▶ _Written instruction_
Scan the following material for the string "Light" and copy each line in which it appears.

** BEGIN Stored records **

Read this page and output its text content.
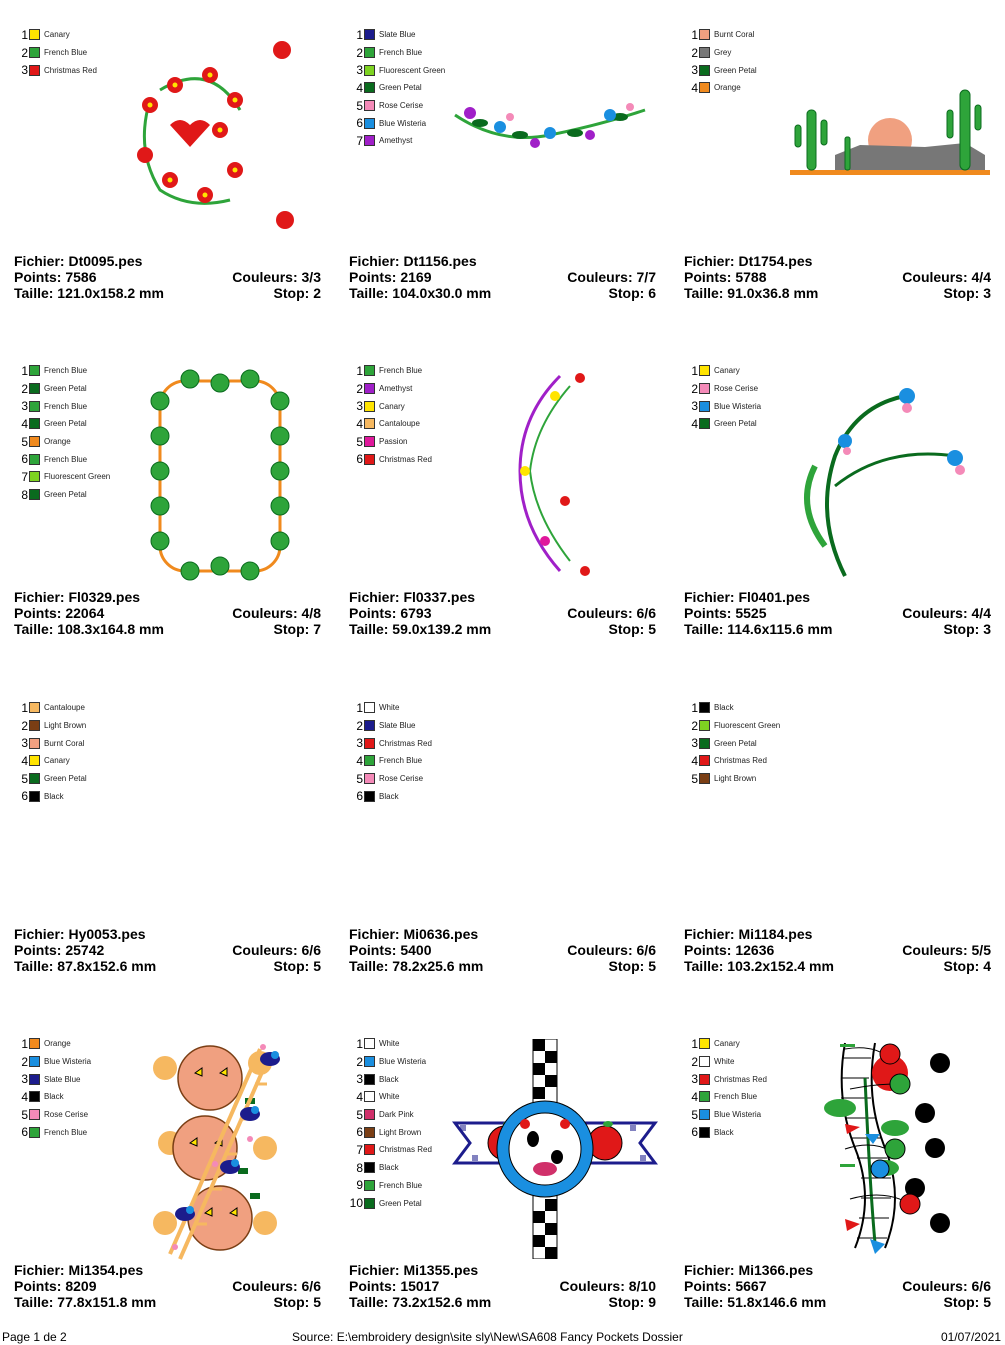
1 Canary
2 French Blue
3 Christmas Red
Fichier: Dt0095.pes
Points: 7586	Couleurs: 3/3
Taille: 121.0x158.2 mm	Stop: 2
1 Slate Blue
2 French Blue
3 Fluorescent Green
4 Green Petal
5 Rose Cerise
6 Blue Wisteria
7 Amethyst
Fichier: Dt1156.pes
Points: 2169	Couleurs: 7/7
Taille: 104.0x30.0 mm	Stop: 6
1 Burnt Coral
2 Grey
3 Green Petal
4 Orange
Fichier: Dt1754.pes
Points: 5788	Couleurs: 4/4
Taille: 91.0x36.8 mm	Stop: 3
1 French Blue
2 Green Petal
3 French Blue
4 Green Petal
5 Orange
6 French Blue
7 Fluorescent Green
8 Green Petal
Fichier: Fl0329.pes
Points: 22064	Couleurs: 4/8
Taille: 108.3x164.8 mm	Stop: 7
1 French Blue
2 Amethyst
3 Canary
4 Cantaloupe
5 Passion
6 Christmas Red
Fichier: Fl0337.pes
Points: 6793	Couleurs: 6/6
Taille: 59.0x139.2 mm	Stop: 5
1 Canary
2 Rose Cerise
3 Blue Wisteria
4 Green Petal
Fichier: Fl0401.pes
Points: 5525	Couleurs: 4/4
Taille: 114.6x115.6 mm	Stop: 3
1 Cantaloupe
2 Light Brown
3 Burnt Coral
4 Canary
5 Green Petal
6 Black
Fichier: Hy0053.pes
Points: 25742	Couleurs: 6/6
Taille: 87.8x152.6 mm	Stop: 5
1 White
2 Slate Blue
3 Christmas Red
4 French Blue
5 Rose Cerise
6 Black
Fichier: Mi0636.pes
Points: 5400	Couleurs: 6/6
Taille: 78.2x25.6 mm	Stop: 5
1 Black
2 Fluorescent Green
3 Green Petal
4 Christmas Red
5 Light Brown
Fichier: Mi1184.pes
Points: 12636	Couleurs: 5/5
Taille: 103.2x152.4 mm	Stop: 4
1 Orange
2 Blue Wisteria
3 Slate Blue
4 Black
5 Rose Cerise
6 French Blue
Fichier: Mi1354.pes
Points: 8209	Couleurs: 6/6
Taille: 77.8x151.8 mm	Stop: 5
1 White
2 Blue Wisteria
3 Black
4 White
5 Dark Pink
6 Light Brown
7 Christmas Red
8 Black
9 French Blue
10 Green Petal
Fichier: Mi1355.pes
Points: 15017	Couleurs: 8/10
Taille: 73.2x152.6 mm	Stop: 9
1 Canary
2 White
3 Christmas Red
4 French Blue
5 Blue Wisteria
6 Black
Fichier: Mi1366.pes
Points: 5667	Couleurs: 6/6
Taille: 51.8x146.6 mm	Stop: 5
Page 1 de 2	Source: E:\embroidery design\site sly\New\SA608 Fancy Pockets Dossier	01/07/2021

** END Stored records **

▶ _Solution to this exercise_
2 Light Brown
5 Light Brown
6 Light Brown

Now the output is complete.